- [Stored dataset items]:
◆ ◆ ◆ ◆ ◆ ◆ ◆
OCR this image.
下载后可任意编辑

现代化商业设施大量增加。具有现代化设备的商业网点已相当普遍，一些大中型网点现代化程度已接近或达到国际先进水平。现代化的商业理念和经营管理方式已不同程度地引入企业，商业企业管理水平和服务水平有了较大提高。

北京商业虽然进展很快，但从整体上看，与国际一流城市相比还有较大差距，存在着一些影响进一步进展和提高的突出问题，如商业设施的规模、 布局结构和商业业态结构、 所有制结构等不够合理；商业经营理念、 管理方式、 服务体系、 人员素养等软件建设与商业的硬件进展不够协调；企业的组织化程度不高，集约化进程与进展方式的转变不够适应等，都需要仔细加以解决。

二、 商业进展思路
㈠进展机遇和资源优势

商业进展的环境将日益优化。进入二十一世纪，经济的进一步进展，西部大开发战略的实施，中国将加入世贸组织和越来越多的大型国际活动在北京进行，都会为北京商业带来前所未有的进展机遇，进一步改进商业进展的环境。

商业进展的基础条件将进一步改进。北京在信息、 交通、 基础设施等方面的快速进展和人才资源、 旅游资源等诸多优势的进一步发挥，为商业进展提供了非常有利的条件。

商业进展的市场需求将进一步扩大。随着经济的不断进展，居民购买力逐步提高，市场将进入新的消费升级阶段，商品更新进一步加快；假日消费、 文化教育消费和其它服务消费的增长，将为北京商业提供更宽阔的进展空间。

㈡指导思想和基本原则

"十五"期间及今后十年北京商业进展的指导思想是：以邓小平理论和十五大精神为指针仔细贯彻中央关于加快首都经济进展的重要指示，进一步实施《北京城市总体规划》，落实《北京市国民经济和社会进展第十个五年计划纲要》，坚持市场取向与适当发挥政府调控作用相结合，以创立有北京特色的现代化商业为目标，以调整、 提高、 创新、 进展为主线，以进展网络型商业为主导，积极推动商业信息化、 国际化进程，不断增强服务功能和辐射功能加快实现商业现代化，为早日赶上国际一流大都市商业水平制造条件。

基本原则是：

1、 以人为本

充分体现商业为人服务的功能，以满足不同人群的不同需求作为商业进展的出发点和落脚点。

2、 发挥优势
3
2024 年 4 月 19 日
◆ ◆ ◆ ◆ ◆ ◆ ◆
- [TASK DESCRIPTION]:
All entries must be repeated verbatim.

- [FINAL ANSWER]:
OCR this image.
下载后可任意编辑

现代化商业设施大量增加。具有现代化设备的商业网点已相当普遍，一些大中型网点现代化程度已接近或达到国际先进水平。现代化的商业理念和经营管理方式已不同程度地引入企业，商业企业管理水平和服务水平有了较大提高。

北京商业虽然进展很快，但从整体上看，与国际一流城市相比还有较大差距，存在着一些影响进一步进展和提高的突出问题，如商业设施的规模、 布局结构和商业业态结构、 所有制结构等不够合理；商业经营理念、 管理方式、 服务体系、 人员素养等软件建设与商业的硬件进展不够协调；企业的组织化程度不高，集约化进程与进展方式的转变不够适应等，都需要仔细加以解决。

二、 商业进展思路
㈠进展机遇和资源优势

商业进展的环境将日益优化。进入二十一世纪，经济的进一步进展，西部大开发战略的实施，中国将加入世贸组织和越来越多的大型国际活动在北京进行，都会为北京商业带来前所未有的进展机遇，进一步改进商业进展的环境。

商业进展的基础条件将进一步改进。北京在信息、 交通、 基础设施等方面的快速进展和人才资源、 旅游资源等诸多优势的进一步发挥，为商业进展提供了非常有利的条件。

商业进展的市场需求将进一步扩大。随着经济的不断进展，居民购买力逐步提高，市场将进入新的消费升级阶段，商品更新进一步加快；假日消费、 文化教育消费和其它服务消费的增长，将为北京商业提供更宽阔的进展空间。

㈡指导思想和基本原则

"十五"期间及今后十年北京商业进展的指导思想是：以邓小平理论和十五大精神为指针仔细贯彻中央关于加快首都经济进展的重要指示，进一步实施《北京城市总体规划》，落实《北京市国民经济和社会进展第十个五年计划纲要》，坚持市场取向与适当发挥政府调控作用相结合，以创立有北京特色的现代化商业为目标，以调整、 提高、 创新、 进展为主线，以进展网络型商业为主导，积极推动商业信息化、 国际化进程，不断增强服务功能和辐射功能加快实现商业现代化，为早日赶上国际一流大都市商业水平制造条件。

基本原则是：

1、 以人为本

充分体现商业为人服务的功能，以满足不同人群的不同需求作为商业进展的出发点和落脚点。

2、 发挥优势
3
2024 年 4 月 19 日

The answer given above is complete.